PROMPT:
The answer must be every line of the records below that contains the word "Teil", copied out.
[[ SUPPLIED DATA, beginning ]]
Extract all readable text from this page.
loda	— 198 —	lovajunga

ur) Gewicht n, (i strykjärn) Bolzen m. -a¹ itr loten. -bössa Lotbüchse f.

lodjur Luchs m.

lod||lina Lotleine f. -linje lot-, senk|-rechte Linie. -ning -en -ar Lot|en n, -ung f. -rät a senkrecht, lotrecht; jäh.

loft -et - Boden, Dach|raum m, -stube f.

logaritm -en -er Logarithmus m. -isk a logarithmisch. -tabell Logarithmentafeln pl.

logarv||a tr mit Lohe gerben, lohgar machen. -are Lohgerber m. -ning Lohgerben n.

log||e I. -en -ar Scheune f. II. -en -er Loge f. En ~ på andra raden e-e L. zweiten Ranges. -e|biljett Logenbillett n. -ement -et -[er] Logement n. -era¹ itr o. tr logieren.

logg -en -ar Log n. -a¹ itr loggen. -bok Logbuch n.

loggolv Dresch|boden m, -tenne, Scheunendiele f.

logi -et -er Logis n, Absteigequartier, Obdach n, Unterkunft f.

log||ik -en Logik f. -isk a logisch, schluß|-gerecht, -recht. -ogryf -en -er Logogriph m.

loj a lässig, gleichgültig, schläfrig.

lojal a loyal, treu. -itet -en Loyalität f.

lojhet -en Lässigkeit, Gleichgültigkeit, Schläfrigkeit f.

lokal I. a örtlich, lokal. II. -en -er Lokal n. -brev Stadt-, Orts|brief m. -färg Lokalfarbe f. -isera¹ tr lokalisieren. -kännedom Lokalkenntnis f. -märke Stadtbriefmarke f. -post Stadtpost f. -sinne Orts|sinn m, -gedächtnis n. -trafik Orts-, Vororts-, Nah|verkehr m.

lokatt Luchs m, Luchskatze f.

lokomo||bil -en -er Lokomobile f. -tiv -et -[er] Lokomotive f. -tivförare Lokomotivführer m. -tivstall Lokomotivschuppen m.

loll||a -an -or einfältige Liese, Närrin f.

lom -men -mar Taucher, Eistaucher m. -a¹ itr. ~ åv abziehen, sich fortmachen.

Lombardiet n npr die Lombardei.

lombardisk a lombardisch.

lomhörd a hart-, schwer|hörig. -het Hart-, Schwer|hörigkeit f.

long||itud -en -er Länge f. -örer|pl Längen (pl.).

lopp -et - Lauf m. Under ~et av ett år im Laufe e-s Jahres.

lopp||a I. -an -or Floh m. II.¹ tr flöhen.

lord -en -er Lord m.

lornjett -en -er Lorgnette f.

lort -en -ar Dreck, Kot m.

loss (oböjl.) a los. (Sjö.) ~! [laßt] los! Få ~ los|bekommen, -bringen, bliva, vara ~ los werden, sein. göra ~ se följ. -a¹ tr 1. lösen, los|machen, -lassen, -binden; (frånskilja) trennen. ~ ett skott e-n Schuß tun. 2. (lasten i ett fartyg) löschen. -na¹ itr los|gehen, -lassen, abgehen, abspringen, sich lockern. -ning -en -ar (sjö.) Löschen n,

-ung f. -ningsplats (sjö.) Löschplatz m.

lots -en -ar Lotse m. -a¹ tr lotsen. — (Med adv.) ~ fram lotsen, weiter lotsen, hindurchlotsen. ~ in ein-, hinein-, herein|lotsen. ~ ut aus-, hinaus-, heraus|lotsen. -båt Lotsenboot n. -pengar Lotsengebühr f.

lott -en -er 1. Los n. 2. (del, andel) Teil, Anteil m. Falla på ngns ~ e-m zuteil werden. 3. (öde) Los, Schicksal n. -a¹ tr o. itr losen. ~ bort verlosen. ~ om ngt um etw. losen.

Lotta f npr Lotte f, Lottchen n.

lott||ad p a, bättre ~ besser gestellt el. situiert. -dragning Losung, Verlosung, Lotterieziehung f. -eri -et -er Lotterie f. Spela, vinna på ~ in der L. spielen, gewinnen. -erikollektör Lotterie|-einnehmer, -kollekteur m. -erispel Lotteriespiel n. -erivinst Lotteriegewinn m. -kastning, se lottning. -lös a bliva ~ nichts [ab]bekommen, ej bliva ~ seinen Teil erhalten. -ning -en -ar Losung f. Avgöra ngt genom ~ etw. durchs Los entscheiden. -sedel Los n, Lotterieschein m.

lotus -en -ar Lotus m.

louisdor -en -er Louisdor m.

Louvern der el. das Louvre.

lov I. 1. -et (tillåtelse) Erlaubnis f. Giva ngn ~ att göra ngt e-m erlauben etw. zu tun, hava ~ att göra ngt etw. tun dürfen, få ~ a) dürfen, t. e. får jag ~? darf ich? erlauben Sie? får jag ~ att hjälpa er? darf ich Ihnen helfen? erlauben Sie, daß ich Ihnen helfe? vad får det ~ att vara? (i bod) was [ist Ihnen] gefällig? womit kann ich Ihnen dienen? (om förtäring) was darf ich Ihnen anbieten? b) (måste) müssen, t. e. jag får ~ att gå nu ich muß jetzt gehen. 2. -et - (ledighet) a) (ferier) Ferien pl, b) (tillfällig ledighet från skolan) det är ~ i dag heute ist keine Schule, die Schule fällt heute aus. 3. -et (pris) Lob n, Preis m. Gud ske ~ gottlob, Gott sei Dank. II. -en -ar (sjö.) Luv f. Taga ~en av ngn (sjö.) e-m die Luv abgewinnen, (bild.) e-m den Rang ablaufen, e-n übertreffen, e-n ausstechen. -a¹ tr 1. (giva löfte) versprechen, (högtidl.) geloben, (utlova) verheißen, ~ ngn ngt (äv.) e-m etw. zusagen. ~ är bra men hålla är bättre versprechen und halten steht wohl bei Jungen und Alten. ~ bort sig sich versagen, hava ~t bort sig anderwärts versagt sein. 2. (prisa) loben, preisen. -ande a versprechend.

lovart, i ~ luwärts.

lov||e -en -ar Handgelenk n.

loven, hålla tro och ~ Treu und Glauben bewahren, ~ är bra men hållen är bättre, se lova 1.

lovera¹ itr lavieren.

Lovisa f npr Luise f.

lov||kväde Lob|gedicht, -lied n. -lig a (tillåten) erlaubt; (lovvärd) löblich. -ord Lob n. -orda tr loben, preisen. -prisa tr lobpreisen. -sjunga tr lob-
[[ SUPPLIED DATA, end ]]
OUTPUT FOR THIS TASK:
lott -en -er 1. Los n. 2. (del, andel) Teil, Anteil m. Falla på ngns ~ e-m zuteil werden. 3. (öde) Los, Schicksal n. -a¹ tr o. itr losen. ~ bort verlosen. ~ om ngt um etw. losen.
lott||ad p a, bättre ~ besser gestellt el. situiert. -dragning Losung, Verlosung, Lotterieziehung f. -eri -et -er Lotterie f. Spela, vinna på ~ in der L. spielen, gewinnen. -erikollektör Lotterie|-einnehmer, -kollekteur m. -erispel Lotteriespiel n. -erivinst Lotteriegewinn m. -kastning, se lottning. -lös a bliva ~ nichts [ab]bekommen, ej bliva ~ seinen Teil erhalten. -ning -en -ar Losung f. Avgöra ngt genom ~ etw. durchs Los entscheiden. -sedel Los n, Lotterieschein m.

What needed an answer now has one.